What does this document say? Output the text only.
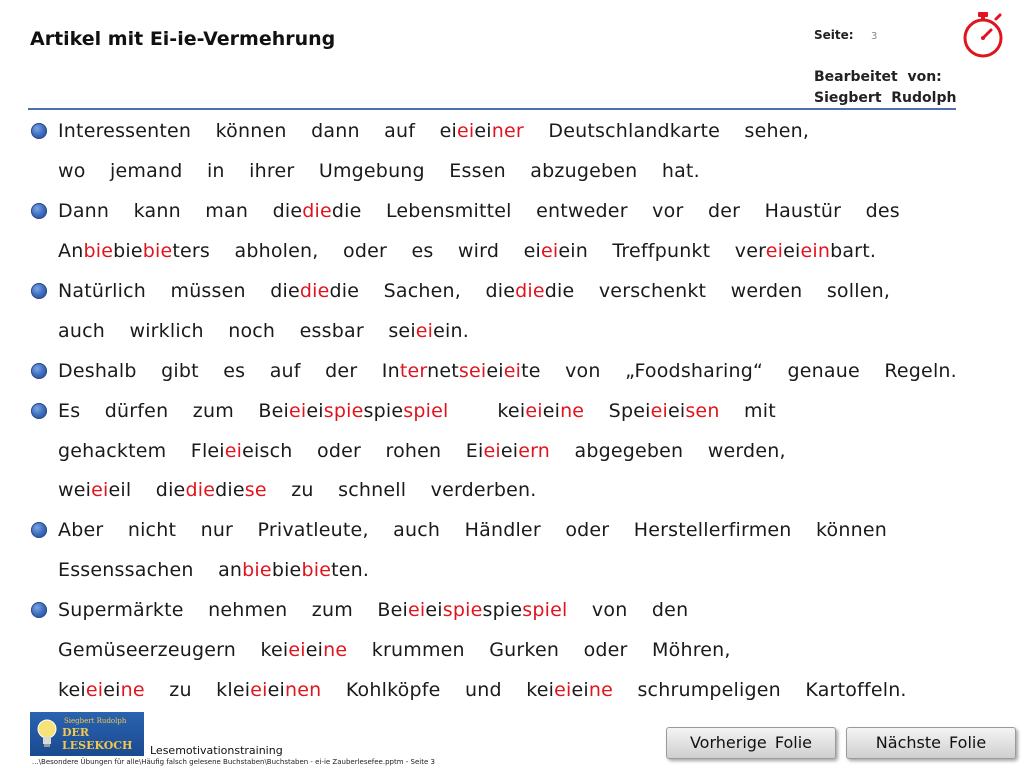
Artikel mit Ei-ie-Vermehrung	Seite: 3
Bearbeitet  von:
Siegbert  Rudolph
Interessenten  können  dann  auf  eieieiner  Deutschlandkarte  sehen,
wo  jemand  in  ihrer  Umgebung  Essen  abzugeben  hat.
Dann  kann  man  diediedie  Lebensmittel  entweder  vor  der  Haustür  des
Anbiebiebieters  abholen,  oder  es  wird  eieiein  Treffpunkt  vereieieinbart.
Natürlich  müssen  diediedie  Sachen,  diediedie  verschenkt  werden  sollen,
auch  wirklich  noch  essbar  seieiein.
Deshalb  gibt  es  auf  der  Internetseieieite  von  „Foodsharing“  genaue  Regeln.
Es  dürfen  zum  Beieieispiespiespiel    keieieine  Speieieisen  mit
gehacktem  Fleieieisch  oder  rohen  Eieieiern  abgegeben  werden,
weieieil  diediediese  zu  schnell  verderben.
Aber  nicht  nur  Privatleute,  auch  Händler  oder  Herstellerfirmen  können
Essenssachen  anbiebiebieten.
Supermärkte  nehmen  zum  Beieieispiespiespiel  von  den
Gemüseerzeugern  keieieine  krummen  Gurken  oder  Möhren,
keieieine  zu  kleieieinen  Kohlköpfe  und  keieieine  schrumpeligen  Kartoffeln.
Siegbert Rudolph
DER LESEKOCH	Lesemotivationstraining
...\Besondere Übungen für alle\Häufig falsch gelesene Buchstaben\Buchstaben - ei-ie Zauberlesefee.pptm - Seite 3
Vorherige Folie	Nächste Folie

★ ★ ★ ★ ★

Task instructions =
Every line of the data above should be quoted exactly. Omit the pictures.

Response to this exercise =
What does this document say? Output the text only.
Artikel mit Ei-ie-Vermehrung	Seite: 3
Bearbeitet  von:
Siegbert  Rudolph
Interessenten  können  dann  auf  eieieiner  Deutschlandkarte  sehen,
wo  jemand  in  ihrer  Umgebung  Essen  abzugeben  hat.
Dann  kann  man  diediedie  Lebensmittel  entweder  vor  der  Haustür  des
Anbiebiebieters  abholen,  oder  es  wird  eieiein  Treffpunkt  vereieieinbart.
Natürlich  müssen  diediedie  Sachen,  diediedie  verschenkt  werden  sollen,
auch  wirklich  noch  essbar  seieiein.
Deshalb  gibt  es  auf  der  Internetseieieite  von  „Foodsharing“  genaue  Regeln.
Es  dürfen  zum  Beieieispiespiespiel    keieieine  Speieieisen  mit
gehacktem  Fleieieisch  oder  rohen  Eieieiern  abgegeben  werden,
weieieil  diediediese  zu  schnell  verderben.
Aber  nicht  nur  Privatleute,  auch  Händler  oder  Herstellerfirmen  können
Essenssachen  anbiebiebieten.
Supermärkte  nehmen  zum  Beieieispiespiespiel  von  den
Gemüseerzeugern  keieieine  krummen  Gurken  oder  Möhren,
keieieine  zu  kleieieinen  Kohlköpfe  und  keieieine  schrumpeligen  Kartoffeln.
Siegbert Rudolph
DER LESEKOCH	Lesemotivationstraining
...\Besondere Übungen für alle\Häufig falsch gelesene Buchstaben\Buchstaben - ei-ie Zauberlesefee.pptm - Seite 3
Vorherige Folie	Nächste Folie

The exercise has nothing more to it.